---- STORED ROWS

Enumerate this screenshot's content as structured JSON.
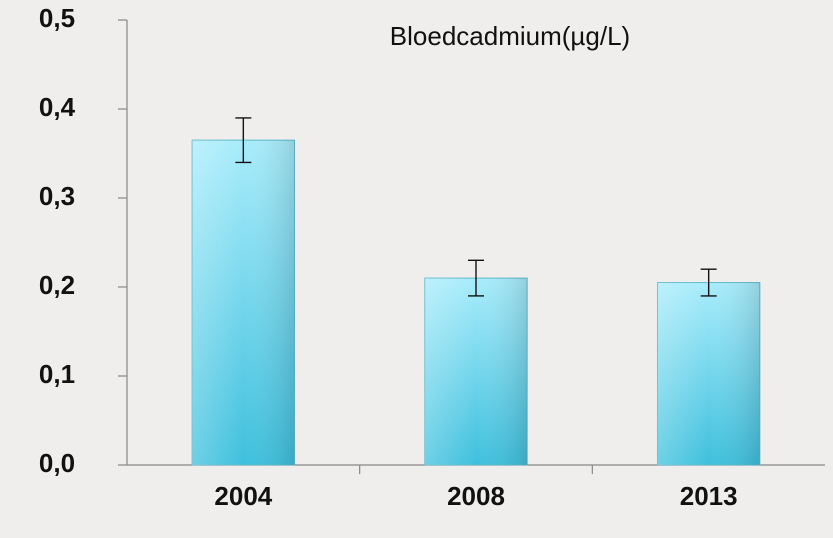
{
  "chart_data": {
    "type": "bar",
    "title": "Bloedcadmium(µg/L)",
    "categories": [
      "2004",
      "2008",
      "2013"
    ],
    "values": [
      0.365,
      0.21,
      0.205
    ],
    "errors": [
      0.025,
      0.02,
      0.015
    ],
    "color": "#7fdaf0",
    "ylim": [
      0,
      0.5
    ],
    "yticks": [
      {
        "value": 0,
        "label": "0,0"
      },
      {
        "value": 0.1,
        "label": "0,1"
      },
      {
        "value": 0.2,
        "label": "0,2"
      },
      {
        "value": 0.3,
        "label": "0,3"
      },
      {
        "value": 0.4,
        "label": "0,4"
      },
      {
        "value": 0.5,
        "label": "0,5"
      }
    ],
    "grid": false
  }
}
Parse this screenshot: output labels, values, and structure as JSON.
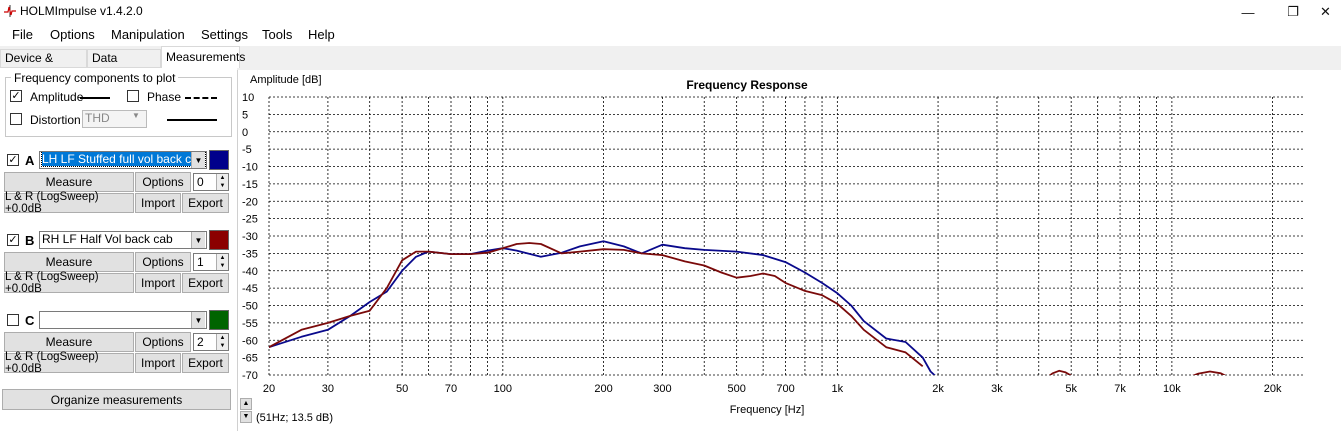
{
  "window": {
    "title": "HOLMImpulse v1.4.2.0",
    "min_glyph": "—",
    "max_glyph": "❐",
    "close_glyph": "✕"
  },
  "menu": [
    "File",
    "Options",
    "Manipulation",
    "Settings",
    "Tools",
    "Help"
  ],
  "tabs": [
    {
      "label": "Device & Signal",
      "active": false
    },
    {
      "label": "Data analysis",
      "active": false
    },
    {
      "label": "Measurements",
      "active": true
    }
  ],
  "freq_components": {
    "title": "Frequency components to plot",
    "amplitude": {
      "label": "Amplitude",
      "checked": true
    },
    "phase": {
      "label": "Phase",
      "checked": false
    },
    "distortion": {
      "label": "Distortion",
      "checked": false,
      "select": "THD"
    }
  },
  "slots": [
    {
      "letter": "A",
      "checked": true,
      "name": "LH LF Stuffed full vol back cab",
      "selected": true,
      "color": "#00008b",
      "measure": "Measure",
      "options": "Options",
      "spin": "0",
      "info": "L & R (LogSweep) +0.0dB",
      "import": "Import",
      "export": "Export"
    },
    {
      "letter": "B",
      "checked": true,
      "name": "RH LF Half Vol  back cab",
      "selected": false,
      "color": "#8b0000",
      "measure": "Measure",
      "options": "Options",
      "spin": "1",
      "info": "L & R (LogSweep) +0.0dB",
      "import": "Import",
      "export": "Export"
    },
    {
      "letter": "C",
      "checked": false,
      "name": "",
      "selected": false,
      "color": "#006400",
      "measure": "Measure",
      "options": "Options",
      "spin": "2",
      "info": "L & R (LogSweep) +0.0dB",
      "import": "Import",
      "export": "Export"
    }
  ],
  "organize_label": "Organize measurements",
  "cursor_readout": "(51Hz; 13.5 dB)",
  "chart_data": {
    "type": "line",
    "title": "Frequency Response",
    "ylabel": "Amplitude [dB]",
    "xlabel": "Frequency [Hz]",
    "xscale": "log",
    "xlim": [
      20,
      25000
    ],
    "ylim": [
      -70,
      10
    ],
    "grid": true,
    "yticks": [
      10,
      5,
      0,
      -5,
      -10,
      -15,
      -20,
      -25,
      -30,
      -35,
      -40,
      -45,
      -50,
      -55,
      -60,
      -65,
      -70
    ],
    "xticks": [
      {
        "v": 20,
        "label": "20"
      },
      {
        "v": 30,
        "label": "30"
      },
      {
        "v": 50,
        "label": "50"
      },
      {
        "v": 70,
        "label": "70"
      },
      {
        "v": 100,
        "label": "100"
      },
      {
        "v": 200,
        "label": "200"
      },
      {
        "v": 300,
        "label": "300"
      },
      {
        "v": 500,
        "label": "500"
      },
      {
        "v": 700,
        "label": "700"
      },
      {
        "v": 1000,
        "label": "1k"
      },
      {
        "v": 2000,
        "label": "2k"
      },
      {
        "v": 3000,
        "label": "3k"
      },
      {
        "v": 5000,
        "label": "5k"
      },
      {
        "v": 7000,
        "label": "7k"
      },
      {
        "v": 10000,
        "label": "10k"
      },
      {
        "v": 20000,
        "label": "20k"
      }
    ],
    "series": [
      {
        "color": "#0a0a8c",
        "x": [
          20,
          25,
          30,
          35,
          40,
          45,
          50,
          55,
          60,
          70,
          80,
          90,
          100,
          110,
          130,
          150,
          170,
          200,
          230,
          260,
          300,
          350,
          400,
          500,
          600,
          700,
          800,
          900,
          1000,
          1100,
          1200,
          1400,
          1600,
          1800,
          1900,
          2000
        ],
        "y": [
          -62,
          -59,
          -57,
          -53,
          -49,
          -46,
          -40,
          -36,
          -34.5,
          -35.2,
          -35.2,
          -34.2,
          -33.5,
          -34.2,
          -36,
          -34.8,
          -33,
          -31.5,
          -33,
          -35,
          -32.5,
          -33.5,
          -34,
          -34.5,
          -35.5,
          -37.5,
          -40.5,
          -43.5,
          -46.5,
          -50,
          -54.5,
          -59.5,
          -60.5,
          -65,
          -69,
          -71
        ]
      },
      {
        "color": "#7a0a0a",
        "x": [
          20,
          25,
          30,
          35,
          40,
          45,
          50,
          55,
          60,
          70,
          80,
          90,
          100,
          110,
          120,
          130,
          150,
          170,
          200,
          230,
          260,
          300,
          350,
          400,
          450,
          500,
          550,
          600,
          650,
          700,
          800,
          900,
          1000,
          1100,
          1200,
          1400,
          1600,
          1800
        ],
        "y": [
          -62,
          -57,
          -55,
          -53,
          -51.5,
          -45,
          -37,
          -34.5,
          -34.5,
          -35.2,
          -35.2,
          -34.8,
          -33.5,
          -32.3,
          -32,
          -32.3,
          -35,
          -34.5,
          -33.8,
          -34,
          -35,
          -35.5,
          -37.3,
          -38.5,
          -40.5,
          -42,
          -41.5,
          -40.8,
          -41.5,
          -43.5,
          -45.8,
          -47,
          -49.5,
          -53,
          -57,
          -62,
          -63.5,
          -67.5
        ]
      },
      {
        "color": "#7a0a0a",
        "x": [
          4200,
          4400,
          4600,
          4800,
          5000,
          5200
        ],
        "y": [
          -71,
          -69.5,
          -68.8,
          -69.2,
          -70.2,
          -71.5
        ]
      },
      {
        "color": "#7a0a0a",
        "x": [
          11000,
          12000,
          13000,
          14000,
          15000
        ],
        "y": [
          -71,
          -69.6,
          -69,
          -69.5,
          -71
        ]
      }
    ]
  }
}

--------
---- STORED ROWS

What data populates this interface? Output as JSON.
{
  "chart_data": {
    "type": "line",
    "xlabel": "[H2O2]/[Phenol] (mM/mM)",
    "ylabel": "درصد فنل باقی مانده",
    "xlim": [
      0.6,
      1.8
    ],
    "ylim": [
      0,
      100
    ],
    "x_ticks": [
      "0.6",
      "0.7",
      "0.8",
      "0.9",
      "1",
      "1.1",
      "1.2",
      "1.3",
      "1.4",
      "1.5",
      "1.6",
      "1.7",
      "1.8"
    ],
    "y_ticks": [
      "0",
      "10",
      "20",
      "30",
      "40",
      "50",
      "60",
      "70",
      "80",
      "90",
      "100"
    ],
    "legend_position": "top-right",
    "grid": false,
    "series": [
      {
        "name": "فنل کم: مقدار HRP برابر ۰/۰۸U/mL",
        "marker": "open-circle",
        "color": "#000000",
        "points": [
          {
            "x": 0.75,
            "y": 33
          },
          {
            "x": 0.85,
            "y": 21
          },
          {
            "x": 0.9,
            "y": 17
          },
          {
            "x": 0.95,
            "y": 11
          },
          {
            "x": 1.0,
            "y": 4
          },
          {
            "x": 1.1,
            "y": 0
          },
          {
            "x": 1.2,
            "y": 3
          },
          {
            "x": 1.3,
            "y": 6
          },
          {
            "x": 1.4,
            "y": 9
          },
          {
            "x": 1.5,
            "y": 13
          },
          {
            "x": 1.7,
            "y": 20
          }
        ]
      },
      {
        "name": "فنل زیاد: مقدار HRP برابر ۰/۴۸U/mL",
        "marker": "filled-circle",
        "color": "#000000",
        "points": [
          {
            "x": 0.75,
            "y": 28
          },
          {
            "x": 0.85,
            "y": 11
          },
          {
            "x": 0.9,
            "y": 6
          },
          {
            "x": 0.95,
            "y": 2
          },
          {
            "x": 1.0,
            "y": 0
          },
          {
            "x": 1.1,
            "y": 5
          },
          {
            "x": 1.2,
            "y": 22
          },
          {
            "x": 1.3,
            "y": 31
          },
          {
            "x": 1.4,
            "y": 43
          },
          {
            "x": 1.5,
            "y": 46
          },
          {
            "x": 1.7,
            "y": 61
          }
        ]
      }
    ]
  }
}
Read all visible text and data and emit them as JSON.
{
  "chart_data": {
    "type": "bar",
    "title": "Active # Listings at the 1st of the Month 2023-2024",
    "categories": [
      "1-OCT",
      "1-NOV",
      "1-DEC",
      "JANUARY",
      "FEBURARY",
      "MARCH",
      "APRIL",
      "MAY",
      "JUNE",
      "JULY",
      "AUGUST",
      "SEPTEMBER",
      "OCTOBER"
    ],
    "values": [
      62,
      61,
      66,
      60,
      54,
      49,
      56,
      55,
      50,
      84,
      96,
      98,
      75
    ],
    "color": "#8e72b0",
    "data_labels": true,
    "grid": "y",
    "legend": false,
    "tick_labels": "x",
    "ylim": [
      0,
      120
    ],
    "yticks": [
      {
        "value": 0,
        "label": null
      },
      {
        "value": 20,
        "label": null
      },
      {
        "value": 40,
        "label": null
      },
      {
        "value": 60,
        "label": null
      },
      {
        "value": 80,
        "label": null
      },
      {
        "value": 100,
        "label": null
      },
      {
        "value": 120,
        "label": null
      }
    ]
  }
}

--------
---- STORED ROWS

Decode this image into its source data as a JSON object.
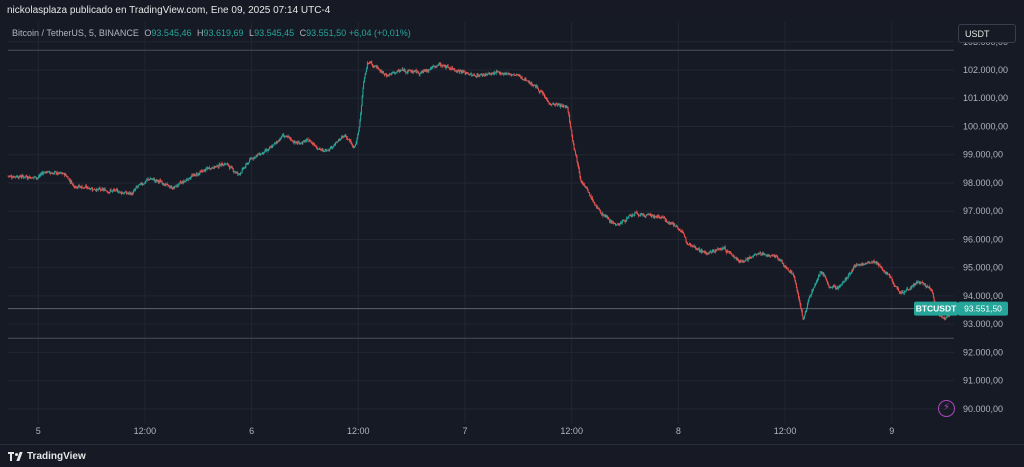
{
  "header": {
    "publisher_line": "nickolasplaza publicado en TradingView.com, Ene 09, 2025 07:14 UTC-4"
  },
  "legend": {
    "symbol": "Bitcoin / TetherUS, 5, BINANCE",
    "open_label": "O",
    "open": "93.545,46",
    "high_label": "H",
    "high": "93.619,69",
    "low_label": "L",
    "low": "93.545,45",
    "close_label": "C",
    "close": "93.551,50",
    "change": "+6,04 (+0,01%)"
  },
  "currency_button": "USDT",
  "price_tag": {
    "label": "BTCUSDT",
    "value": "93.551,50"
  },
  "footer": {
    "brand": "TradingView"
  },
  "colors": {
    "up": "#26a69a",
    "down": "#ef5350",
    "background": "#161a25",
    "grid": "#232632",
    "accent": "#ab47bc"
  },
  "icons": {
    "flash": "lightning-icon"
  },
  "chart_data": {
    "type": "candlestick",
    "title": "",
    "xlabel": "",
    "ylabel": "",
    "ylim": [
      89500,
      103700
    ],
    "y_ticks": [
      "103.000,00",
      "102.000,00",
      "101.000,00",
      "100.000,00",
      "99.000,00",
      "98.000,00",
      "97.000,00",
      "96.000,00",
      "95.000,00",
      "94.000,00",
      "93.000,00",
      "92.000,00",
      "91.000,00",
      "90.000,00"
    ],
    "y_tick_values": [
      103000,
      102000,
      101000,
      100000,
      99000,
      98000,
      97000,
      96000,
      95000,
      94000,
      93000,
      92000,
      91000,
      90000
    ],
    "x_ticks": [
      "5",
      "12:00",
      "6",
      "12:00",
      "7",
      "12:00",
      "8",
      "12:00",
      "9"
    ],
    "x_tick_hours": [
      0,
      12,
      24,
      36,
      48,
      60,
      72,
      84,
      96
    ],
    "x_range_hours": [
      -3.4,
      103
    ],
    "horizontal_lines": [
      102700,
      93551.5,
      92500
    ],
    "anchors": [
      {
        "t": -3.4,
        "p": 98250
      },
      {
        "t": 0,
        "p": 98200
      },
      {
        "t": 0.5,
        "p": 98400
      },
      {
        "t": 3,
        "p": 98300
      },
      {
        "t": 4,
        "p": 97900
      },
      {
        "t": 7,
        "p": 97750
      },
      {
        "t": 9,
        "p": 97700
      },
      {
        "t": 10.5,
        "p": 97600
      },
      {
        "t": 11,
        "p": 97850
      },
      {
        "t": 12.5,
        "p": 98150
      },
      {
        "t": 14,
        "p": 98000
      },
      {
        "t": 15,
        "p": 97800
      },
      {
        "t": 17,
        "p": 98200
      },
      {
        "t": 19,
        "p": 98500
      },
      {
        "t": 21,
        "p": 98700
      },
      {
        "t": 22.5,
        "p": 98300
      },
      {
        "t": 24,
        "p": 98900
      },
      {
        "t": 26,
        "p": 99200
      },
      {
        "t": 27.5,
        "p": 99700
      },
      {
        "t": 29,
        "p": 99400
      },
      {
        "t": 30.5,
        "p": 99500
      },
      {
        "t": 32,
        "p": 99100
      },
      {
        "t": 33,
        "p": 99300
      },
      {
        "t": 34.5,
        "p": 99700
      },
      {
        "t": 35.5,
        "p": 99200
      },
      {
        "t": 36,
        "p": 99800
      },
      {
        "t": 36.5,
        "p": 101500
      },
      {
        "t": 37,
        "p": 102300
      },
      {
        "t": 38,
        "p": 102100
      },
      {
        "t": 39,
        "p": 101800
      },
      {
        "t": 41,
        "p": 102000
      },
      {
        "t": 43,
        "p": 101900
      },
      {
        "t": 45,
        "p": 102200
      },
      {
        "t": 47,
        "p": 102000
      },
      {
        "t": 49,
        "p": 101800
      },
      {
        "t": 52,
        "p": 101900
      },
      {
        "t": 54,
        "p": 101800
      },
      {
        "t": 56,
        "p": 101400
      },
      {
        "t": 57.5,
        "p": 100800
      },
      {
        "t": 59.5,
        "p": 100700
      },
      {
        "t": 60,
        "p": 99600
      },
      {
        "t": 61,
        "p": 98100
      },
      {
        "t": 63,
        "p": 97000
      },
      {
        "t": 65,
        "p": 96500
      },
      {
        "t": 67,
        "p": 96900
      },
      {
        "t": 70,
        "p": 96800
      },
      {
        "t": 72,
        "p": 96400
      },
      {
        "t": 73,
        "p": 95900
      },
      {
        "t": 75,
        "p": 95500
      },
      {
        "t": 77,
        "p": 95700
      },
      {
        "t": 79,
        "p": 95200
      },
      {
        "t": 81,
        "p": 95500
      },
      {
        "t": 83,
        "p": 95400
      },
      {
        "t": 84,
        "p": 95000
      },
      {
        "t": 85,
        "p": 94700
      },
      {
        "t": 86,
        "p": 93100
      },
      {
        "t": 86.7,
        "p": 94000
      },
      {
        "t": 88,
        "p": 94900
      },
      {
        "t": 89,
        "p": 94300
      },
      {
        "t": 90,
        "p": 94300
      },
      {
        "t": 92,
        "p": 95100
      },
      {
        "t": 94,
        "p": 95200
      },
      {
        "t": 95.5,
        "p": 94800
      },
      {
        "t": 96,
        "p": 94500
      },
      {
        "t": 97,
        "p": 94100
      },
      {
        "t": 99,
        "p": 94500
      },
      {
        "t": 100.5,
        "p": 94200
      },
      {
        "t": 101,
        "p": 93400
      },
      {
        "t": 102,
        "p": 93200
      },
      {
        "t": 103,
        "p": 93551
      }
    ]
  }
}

--------

§ **INSTRUCTIONS TO FOLLOW**
Locate the lines above that contain "false" and copy them.

§ **RESULT**
    "grid": false
      "active": false
      "active": false
      "checked": false
      "checked": false,
      "selected": false,
      "checked": false,
      "selected": false,
    "grid": false,
    "legend": false,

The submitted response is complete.